▶ _Records supplied_
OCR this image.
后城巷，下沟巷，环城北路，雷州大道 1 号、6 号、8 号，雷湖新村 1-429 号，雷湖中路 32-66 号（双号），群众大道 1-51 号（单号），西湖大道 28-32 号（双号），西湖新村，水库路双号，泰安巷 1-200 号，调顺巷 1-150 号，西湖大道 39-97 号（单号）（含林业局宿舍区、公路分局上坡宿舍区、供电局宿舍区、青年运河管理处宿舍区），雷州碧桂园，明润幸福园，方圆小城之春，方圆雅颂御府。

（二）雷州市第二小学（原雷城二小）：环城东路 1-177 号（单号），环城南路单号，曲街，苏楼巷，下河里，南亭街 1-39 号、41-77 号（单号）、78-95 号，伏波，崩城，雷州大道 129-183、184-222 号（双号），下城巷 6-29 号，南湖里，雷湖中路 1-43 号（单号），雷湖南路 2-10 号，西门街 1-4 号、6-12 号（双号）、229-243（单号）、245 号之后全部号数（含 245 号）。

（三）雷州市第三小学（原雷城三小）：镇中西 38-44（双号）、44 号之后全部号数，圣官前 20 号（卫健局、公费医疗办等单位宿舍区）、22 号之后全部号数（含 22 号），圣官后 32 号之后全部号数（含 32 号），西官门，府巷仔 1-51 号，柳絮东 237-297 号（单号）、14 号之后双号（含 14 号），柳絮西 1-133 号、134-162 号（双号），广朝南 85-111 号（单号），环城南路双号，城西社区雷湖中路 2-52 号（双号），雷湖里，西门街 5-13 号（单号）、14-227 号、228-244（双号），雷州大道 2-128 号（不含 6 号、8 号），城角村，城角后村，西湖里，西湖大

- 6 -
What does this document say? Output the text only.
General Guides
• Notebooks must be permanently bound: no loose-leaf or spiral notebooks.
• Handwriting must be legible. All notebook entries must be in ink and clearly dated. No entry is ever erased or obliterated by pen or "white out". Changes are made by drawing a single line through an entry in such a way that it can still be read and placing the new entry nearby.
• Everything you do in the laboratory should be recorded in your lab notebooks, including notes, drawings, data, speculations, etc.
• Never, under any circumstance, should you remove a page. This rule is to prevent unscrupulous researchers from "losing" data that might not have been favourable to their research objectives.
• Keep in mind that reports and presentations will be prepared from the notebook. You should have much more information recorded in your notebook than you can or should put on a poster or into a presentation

▶ _Stated goal_
Write down every line of the data exactly as it appears above.

▶ _Worked solution_
OCR this image.
后城巷，下沟巷，环城北路，雷州大道 1 号、6 号、8 号，雷湖新村 1-429 号，雷湖中路 32-66 号（双号），群众大道 1-51 号（单号），西湖大道 28-32 号（双号），西湖新村，水库路双号，泰安巷 1-200 号，调顺巷 1-150 号，西湖大道 39-97 号（单号）（含林业局宿舍区、公路分局上坡宿舍区、供电局宿舍区、青年运河管理处宿舍区），雷州碧桂园，明润幸福园，方圆小城之春，方圆雅颂御府。

（二）雷州市第二小学（原雷城二小）：环城东路 1-177 号（单号），环城南路单号，曲街，苏楼巷，下河里，南亭街 1-39 号、41-77 号（单号）、78-95 号，伏波，崩城，雷州大道 129-183、184-222 号（双号），下城巷 6-29 号，南湖里，雷湖中路 1-43 号（单号），雷湖南路 2-10 号，西门街 1-4 号、6-12 号（双号）、229-243（单号）、245 号之后全部号数（含 245 号）。

（三）雷州市第三小学（原雷城三小）：镇中西 38-44（双号）、44 号之后全部号数，圣官前 20 号（卫健局、公费医疗办等单位宿舍区）、22 号之后全部号数（含 22 号），圣官后 32 号之后全部号数（含 32 号），西官门，府巷仔 1-51 号，柳絮东 237-297 号（单号）、14 号之后双号（含 14 号），柳絮西 1-133 号、134-162 号（双号），广朝南 85-111 号（单号），环城南路双号，城西社区雷湖中路 2-52 号（双号），雷湖里，西门街 5-13 号（单号）、14-227 号、228-244（双号），雷州大道 2-128 号（不含 6 号、8 号），城角村，城角后村，西湖里，西湖大

- 6 -
What does this document say? Output the text only.
General Guides
• Notebooks must be permanently bound: no loose-leaf or spiral notebooks.
• Handwriting must be legible. All notebook entries must be in ink and clearly dated. No entry is ever erased or obliterated by pen or "white out". Changes are made by drawing a single line through an entry in such a way that it can still be read and placing the new entry nearby.
• Everything you do in the laboratory should be recorded in your lab notebooks, including notes, drawings, data, speculations, etc.
• Never, under any circumstance, should you remove a page. This rule is to prevent unscrupulous researchers from "losing" data that might not have been favourable to their research objectives.
• Keep in mind that reports and presentations will be prepared from the notebook. You should have much more information recorded in your notebook than you can or should put on a poster or into a presentation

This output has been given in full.